**YOUR OBJECTIVE:**
Pull out each line of the listing below that contains the string "flow", and copy those lines.

^^^^^^^^^^^^^^^^

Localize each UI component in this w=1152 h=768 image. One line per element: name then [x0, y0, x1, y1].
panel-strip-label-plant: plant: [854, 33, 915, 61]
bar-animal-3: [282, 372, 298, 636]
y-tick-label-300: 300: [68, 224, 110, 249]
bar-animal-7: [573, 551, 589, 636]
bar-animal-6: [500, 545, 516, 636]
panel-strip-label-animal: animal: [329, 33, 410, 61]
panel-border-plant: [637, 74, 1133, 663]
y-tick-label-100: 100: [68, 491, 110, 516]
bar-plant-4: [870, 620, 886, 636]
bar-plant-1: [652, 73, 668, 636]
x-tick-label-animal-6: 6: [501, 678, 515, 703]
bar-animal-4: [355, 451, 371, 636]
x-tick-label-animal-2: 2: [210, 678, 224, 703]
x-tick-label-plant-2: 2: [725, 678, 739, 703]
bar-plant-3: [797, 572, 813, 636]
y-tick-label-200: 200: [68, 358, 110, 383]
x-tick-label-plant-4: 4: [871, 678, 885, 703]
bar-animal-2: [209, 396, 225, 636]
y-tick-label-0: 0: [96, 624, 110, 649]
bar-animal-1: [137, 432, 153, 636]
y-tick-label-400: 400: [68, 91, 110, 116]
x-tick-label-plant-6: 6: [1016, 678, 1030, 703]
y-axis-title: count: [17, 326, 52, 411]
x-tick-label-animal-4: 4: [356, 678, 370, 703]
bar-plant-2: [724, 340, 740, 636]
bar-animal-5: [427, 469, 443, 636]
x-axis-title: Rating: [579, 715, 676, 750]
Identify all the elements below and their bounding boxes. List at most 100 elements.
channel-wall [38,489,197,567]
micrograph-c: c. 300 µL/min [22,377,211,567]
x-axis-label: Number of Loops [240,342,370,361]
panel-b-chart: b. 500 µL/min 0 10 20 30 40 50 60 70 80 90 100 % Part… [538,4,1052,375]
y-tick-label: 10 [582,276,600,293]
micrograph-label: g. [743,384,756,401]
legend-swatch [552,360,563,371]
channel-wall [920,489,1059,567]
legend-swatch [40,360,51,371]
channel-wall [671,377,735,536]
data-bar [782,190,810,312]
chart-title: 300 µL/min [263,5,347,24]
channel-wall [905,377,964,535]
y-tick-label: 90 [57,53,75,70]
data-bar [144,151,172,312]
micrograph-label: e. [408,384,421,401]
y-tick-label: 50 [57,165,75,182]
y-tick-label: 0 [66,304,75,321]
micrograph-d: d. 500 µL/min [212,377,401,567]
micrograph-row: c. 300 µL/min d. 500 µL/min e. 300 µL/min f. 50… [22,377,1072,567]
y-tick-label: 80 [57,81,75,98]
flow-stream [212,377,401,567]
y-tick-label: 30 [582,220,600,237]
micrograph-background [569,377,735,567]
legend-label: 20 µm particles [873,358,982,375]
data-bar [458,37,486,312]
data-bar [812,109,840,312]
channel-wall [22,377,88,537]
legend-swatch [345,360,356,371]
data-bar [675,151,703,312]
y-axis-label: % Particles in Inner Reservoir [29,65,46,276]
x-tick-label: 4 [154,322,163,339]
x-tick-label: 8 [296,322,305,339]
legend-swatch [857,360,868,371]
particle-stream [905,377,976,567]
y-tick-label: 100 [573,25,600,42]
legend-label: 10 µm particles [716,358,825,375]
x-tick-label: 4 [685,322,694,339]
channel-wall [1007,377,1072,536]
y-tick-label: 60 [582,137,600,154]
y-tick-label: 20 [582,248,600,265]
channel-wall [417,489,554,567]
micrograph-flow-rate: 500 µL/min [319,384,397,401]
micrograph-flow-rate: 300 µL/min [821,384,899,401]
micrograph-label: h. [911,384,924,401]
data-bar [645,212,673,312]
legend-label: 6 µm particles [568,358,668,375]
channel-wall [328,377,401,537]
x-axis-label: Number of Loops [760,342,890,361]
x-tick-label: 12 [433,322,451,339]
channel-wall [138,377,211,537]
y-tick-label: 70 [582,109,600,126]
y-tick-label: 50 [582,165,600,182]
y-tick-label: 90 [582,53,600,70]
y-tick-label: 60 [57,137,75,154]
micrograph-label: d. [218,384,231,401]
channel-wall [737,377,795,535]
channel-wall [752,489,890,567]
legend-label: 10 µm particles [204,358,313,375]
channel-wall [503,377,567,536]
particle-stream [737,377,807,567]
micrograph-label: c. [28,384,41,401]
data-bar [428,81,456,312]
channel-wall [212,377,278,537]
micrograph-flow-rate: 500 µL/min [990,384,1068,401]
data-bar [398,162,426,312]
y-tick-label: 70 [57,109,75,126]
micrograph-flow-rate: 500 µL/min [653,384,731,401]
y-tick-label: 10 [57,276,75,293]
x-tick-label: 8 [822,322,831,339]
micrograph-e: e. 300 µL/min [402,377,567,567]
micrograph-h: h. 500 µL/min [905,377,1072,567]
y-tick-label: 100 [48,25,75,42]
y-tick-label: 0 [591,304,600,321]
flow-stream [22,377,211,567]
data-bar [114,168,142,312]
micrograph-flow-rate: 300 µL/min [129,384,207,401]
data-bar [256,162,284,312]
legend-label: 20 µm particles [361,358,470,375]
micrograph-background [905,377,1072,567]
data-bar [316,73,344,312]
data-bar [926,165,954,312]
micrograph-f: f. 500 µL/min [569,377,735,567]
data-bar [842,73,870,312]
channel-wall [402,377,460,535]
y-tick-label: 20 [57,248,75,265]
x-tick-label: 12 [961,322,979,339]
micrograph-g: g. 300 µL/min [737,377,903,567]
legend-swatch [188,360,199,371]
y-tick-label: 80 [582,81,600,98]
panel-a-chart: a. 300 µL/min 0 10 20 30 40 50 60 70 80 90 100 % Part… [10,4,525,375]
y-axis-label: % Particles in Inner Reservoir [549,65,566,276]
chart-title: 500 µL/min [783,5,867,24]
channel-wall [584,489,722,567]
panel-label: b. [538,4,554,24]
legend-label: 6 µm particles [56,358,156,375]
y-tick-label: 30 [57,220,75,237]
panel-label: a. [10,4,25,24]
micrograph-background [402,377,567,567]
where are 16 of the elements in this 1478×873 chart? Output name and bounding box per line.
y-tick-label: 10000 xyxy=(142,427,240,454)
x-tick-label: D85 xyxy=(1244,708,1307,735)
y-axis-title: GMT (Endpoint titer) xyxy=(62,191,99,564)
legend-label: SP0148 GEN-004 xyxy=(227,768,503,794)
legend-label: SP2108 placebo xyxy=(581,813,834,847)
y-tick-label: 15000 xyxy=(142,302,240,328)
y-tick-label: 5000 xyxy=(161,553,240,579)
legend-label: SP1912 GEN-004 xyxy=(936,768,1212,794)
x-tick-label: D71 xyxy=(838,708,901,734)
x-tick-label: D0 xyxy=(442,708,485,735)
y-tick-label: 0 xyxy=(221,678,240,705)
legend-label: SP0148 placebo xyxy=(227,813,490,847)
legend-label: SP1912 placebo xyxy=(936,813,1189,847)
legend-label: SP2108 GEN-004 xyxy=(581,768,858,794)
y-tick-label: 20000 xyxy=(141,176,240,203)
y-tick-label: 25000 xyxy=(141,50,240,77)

^^^^^^^^^^^^^^^^

**TASK RESPONSE:**
flow-stream [212,377,401,567]
micrograph-flow-rate: 500 µL/min [319,384,397,401]
micrograph-flow-rate: 300 µL/min [821,384,899,401]
micrograph-flow-rate: 500 µL/min [990,384,1068,401]
micrograph-flow-rate: 500 µL/min [653,384,731,401]
flow-stream [22,377,211,567]
micrograph-flow-rate: 300 µL/min [129,384,207,401]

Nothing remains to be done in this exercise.